_WORK INSTRUCTIONS:_ From the entries below, pull out each line where "prezentace" appears.

--- start RECORDS FOR PROCESSING ---

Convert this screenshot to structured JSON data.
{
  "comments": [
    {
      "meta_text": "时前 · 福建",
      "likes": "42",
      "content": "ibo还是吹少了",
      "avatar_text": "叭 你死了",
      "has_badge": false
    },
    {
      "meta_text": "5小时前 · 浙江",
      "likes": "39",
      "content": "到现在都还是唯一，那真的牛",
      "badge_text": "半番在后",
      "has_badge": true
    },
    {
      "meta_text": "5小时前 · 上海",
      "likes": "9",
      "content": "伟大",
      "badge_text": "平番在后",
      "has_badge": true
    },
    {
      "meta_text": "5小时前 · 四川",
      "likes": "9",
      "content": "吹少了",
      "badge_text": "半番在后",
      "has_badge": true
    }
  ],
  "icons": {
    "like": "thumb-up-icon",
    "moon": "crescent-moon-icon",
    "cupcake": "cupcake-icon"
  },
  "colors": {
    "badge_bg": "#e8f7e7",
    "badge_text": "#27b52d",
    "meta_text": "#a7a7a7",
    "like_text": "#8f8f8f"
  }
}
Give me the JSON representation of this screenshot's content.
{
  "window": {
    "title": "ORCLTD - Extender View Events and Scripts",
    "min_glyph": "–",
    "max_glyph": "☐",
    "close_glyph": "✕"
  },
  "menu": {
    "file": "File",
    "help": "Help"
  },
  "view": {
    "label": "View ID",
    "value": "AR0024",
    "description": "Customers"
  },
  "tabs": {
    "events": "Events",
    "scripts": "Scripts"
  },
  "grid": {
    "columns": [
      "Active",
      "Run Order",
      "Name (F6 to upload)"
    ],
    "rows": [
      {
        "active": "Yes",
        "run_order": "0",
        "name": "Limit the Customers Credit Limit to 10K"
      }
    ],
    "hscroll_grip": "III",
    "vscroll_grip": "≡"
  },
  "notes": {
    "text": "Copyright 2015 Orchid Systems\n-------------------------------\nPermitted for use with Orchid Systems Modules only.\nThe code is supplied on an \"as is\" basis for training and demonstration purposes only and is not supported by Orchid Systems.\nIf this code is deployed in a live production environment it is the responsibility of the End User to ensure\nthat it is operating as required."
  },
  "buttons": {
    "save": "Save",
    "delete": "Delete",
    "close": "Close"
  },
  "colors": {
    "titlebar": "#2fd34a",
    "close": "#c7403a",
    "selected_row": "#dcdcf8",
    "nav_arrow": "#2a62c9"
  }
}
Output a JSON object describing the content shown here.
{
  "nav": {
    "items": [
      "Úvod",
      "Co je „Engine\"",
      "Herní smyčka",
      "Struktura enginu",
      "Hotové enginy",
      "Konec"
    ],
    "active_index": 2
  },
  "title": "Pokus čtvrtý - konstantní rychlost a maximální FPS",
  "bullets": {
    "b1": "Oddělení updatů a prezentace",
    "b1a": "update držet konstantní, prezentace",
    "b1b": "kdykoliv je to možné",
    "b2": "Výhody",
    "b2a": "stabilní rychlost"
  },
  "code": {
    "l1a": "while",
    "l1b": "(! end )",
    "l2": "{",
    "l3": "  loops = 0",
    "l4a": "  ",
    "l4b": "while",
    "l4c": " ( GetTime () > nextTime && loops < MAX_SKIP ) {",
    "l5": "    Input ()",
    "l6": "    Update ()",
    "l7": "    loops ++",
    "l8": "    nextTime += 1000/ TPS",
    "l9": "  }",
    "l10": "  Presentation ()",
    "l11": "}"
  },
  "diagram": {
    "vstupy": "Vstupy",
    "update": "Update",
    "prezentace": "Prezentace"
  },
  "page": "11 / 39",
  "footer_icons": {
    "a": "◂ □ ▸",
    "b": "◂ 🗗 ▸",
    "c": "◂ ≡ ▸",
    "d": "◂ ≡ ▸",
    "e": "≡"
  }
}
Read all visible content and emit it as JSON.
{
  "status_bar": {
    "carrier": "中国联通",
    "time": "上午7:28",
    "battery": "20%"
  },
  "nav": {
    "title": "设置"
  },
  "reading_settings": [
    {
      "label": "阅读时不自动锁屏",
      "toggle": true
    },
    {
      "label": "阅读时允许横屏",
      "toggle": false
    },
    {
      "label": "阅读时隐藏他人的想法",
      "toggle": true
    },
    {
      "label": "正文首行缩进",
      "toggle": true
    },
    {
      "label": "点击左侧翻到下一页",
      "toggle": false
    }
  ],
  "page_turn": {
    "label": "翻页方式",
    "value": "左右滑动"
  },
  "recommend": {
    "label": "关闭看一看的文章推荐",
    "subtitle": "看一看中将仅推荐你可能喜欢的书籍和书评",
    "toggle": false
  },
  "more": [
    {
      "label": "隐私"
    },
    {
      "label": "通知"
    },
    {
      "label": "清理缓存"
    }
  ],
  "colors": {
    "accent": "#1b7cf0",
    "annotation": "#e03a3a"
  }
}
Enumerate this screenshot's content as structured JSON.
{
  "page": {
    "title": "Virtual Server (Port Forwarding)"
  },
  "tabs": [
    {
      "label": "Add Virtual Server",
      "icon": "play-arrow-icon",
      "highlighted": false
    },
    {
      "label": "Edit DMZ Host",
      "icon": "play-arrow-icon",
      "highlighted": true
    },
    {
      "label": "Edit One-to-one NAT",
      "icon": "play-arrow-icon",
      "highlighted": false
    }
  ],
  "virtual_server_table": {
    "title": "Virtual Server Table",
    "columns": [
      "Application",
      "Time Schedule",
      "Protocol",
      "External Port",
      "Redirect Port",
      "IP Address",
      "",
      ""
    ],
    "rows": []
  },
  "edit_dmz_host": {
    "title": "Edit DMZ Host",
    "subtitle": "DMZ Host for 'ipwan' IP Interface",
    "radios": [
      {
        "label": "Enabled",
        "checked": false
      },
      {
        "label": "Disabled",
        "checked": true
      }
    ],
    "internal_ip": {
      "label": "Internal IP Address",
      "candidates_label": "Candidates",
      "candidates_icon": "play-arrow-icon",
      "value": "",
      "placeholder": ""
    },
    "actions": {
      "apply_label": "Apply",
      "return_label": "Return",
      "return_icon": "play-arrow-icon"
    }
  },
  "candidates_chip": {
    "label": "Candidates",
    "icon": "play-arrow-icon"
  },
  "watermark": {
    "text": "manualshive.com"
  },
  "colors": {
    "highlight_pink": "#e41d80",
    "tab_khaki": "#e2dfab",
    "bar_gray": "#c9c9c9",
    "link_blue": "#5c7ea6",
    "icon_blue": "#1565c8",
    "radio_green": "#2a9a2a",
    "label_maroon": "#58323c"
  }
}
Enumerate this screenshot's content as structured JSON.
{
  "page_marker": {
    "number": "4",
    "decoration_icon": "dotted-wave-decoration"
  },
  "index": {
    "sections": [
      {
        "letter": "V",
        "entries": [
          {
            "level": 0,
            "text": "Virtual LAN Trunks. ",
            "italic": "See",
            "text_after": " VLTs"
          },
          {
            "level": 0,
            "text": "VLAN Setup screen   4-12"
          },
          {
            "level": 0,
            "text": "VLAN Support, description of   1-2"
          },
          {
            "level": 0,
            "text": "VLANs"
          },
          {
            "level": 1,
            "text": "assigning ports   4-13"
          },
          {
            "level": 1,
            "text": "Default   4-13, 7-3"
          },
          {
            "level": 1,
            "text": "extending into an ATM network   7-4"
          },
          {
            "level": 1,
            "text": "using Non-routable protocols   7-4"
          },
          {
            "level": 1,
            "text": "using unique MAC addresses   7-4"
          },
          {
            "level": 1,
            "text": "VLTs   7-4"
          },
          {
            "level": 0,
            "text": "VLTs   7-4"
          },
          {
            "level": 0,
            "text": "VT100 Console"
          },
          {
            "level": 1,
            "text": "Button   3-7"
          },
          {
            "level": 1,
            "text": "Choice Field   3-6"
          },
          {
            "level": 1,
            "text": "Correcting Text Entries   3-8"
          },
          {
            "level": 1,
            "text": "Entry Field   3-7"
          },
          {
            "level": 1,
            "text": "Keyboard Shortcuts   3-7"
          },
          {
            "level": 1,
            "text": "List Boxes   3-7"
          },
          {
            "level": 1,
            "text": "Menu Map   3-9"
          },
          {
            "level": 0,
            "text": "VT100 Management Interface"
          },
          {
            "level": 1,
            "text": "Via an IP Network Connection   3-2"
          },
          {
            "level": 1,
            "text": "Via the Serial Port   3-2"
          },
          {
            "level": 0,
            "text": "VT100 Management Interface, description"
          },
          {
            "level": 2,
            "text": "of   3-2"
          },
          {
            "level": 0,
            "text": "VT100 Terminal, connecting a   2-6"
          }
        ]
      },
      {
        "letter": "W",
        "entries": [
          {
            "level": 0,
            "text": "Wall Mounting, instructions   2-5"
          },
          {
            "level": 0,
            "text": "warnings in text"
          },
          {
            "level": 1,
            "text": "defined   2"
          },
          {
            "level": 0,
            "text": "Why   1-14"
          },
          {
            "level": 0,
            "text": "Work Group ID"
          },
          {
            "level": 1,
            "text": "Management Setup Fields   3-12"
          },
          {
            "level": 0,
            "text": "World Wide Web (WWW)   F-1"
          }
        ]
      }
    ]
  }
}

--- end RECORDS FOR PROCESSING ---

_PROBLEM SOLUTION:_
    "b1": "Oddělení updatů a prezentace",
    "b1a": "update držet konstantní, prezentace",
    "prezentace": "Prezentace"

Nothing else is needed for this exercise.